Spot each line that carries the word "very"; copy those lines.
─── RECORDS
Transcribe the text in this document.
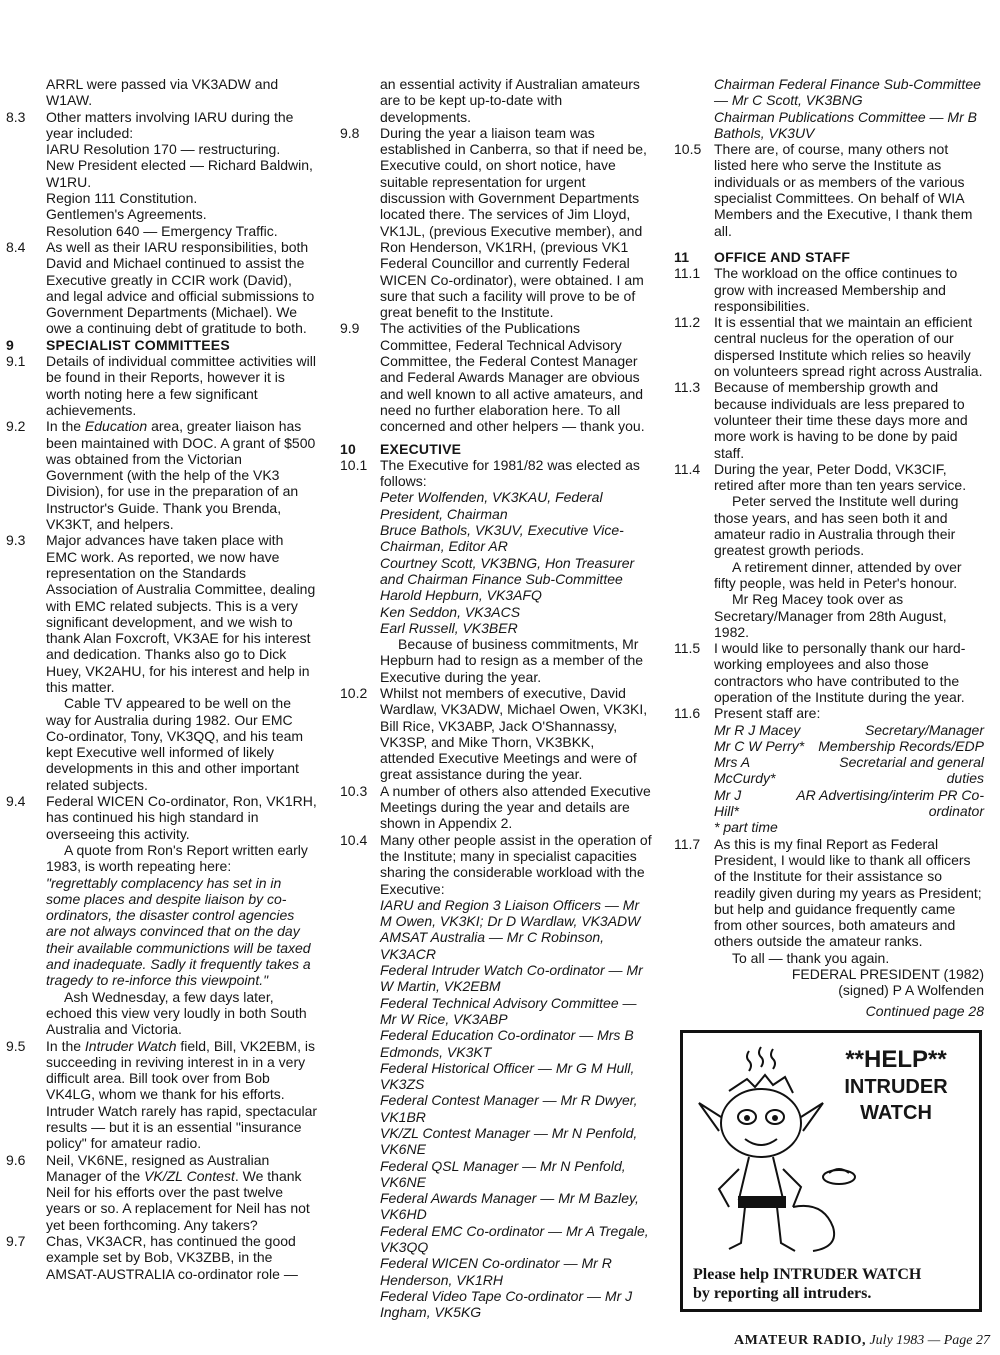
ARRL were passed via VK3ADW and
W1AW.
8.3 Other matters involving IARU during the year included:
IARU Resolution 170 — restructuring.
New President elected — Richard Baldwin, W1RU.
Region 111 Constitution.
Gentlemen's Agreements.
Resolution 640 — Emergency Traffic.
8.4 As well as their IARU responsibilities, both David and Michael continued to assist the Executive greatly in CCIR work (David), and legal advice and official submissions to Government Departments (Michael). We owe a continuing debt of gratitude to both.
9 SPECIALIST COMMITTEES
9.1 Details of individual committee activities will be found in their Reports, however it is worth noting here a few significant achievements.
9.2 In the Education area, greater liaison has been maintained with DOC. A grant of $500 was obtained from the Victorian Government (with the help of the VK3 Division), for use in the preparation of an Instructor's Guide. Thank you Brenda, VK3KT, and helpers.
9.3 Major advances have taken place with EMC work. As reported, we now have representation on the Standards Association of Australia Committee, dealing with EMC related subjects. This is a very significant development, and we wish to thank Alan Foxcroft, VK3AE for his interest and dedication. Thanks also go to Dick Huey, VK2AHU, for his interest and help in this matter.
Cable TV appeared to be well on the way for Australia during 1982. Our EMC Co-ordinator, Tony, VK3QQ, and his team kept Executive well informed of likely developments in this and other important related subjects.
9.4 Federal WICEN Co-ordinator, Ron, VK1RH, has continued his high standard in overseeing this activity.
A quote from Ron's Report written early 1983, is worth repeating here:
"regrettably complacency has set in in some places and despite liaison by co-ordinators, the disaster control agencies are not always convinced that on the day their available communictions will be taxed and inadequate. Sadly it frequently takes a tragedy to re-inforce this viewpoint."
Ash Wednesday, a few days later, echoed this view very loudly in both South Australia and Victoria.
9.5 In the Intruder Watch field, Bill, VK2EBM, is succeeding in reviving interest in in a very difficult area. Bill took over from Bob VK4LG, whom we thank for his efforts. Intruder Watch rarely has rapid, spectacular results — but it is an essential "insurance policy" for amateur radio.
9.6 Neil, VK6NE, resigned as Australian Manager of the VK/ZL Contest. We thank Neil for his efforts over the past twelve years or so. A replacement for Neil has not yet been forthcoming. Any takers?
9.7 Chas, VK3ACR, has continued the good example set by Bob, VK3ZBB, in the AMSAT-AUSTRALIA co-ordinator role —
an essential activity if Australian amateurs are to be kept up-to-date with developments.
9.8 During the year a liaison team was established in Canberra, so that if need be, Executive could, on short notice, have suitable representation for urgent discussion with Government Departments located there. The services of Jim Lloyd, VK1JL, (previous Executive member), and Ron Henderson, VK1RH, (previous VK1 Federal Councillor and currently Federal WICEN Co-ordinator), were obtained. I am sure that such a facility will prove to be of great benefit to the Institute.
9.9 The activities of the Publications Committee, Federal Technical Advisory Committee, the Federal Contest Manager and Federal Awards Manager are obvious and well known to all active amateurs, and need no further elaboration here. To all concerned and other helpers — thank you.
10 EXECUTIVE
10.1 The Executive for 1981/82 was elected as follows:
Peter Wolfenden, VK3KAU, Federal President, Chairman
Bruce Bathols, VK3UV, Executive Vice-Chairman, Editor AR
Courtney Scott, VK3BNG, Hon Treasurer and Chairman Finance Sub-Committee
Harold Hepburn, VK3AFQ
Ken Seddon, VK3ACS
Earl Russell, VK3BER
Because of business commitments, Mr Hepburn had to resign as a member of the Executive during the year.
10.2 Whilst not members of executive, David Wardlaw, VK3ADW, Michael Owen, VK3KI, Bill Rice, VK3ABP, Jack O'Shannassy, VK3SP, and Mike Thorn, VK3BKK, attended Executive Meetings and were of great assistance during the year.
10.3 A number of others also attended Executive Meetings during the year and details are shown in Appendix 2.
10.4 Many other people assist in the operation of the Institute; many in specialist capacities sharing the considerable workload with the Executive:
IARU and Region 3 Liaison Officers — Mr M Owen, VK3KI; Dr D Wardlaw, VK3ADW
AMSAT Australia — Mr C Robinson, VK3ACR
Federal Intruder Watch Co-ordinator — Mr W Martin, VK2EBM
Federal Technical Advisory Committee — Mr W Rice, VK3ABP
Federal Education Co-ordinator — Mrs B Edmonds, VK3KT
Federal Historical Officer — Mr G M Hull, VK3ZS
Federal Contest Manager — Mr R Dwyer, VK1BR
VK/ZL Contest Manager — Mr N Penfold, VK6NE
Federal QSL Manager — Mr N Penfold, VK6NE
Federal Awards Manager — Mr M Bazley, VK6HD
Federal EMC Co-ordinator — Mr A Tregale, VK3QQ
Federal WICEN Co-ordinator — Mr R Henderson, VK1RH
Federal Video Tape Co-ordinator — Mr J Ingham, VK5KG
Chairman Federal Finance Sub-Committee — Mr C Scott, VK3BNG
Chairman Publications Committee — Mr B Bathols, VK3UV
10.5 There are, of course, many others not listed here who serve the Institute as individuals or as members of the various specialist Committees. On behalf of WIA Members and the Executive, I thank them all.
11 OFFICE AND STAFF
11.1 The workload on the office continues to grow with increased Membership and responsibilities.
11.2 It is essential that we maintain an efficient central nucleus for the operation of our dispersed Institute which relies so heavily on volunteers spread right across Australia.
11.3 Because of membership growth and because individuals are less prepared to volunteer their time these days more and more work is having to be done by paid staff.
11.4 During the year, Peter Dodd, VK3CIF, retired after more than ten years service.
Peter served the Institute well during those years, and has seen both it and amateur radio in Australia through their greatest growth periods.
A retirement dinner, attended by over fifty people, was held in Peter's honour.
Mr Reg Macey took over as Secretary/Manager from 28th August, 1982.
11.5 I would like to personally thank our hard-working employees and also those contractors who have contributed to the operation of the Institute during the year.
11.6 Present staff are:
Mr R J Macey	Secretary/Manager
Mr C W Perry* Membership Records/EDP
Mrs A McCurdy*
Secretarial and general duties
Mr J Hill*
AR Advertising/interim PR Co-ordinator
* part time
11.7 As this is my final Report as Federal President, I would like to thank all officers of the Institute for their assistance so readily given during my years as President; but help and guidance frequently came from other sources, both amateurs and others outside the amateur ranks.
To all — thank you again.
FEDERAL PRESIDENT (1982)
(signed) P A Wolfenden
Continued page 28
**HELP**
INTRUDER
WATCH
Please help INTRUDER WATCH
by reporting all intruders.
AMATEUR RADIO, July 1983 — Page 27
──────
◆ **TASK OUTPUT**:
9.3 Major advances have taken place with EMC work. As reported, we now have representation on the Standards Association of Australia Committee, dealing with EMC related subjects. This is a very significant development, and we wish to thank Alan Foxcroft, VK3AE for his interest and dedication. Thanks also go to Dick Huey, VK2AHU, for his interest and help in this matter.
Ash Wednesday, a few days later, echoed this view very loudly in both South Australia and Victoria.
9.5 In the Intruder Watch field, Bill, VK2EBM, is succeeding in reviving interest in in a very difficult area. Bill took over from Bob VK4LG, whom we thank for his efforts. Intruder Watch rarely has rapid, spectacular results — but it is an essential "insurance policy" for amateur radio.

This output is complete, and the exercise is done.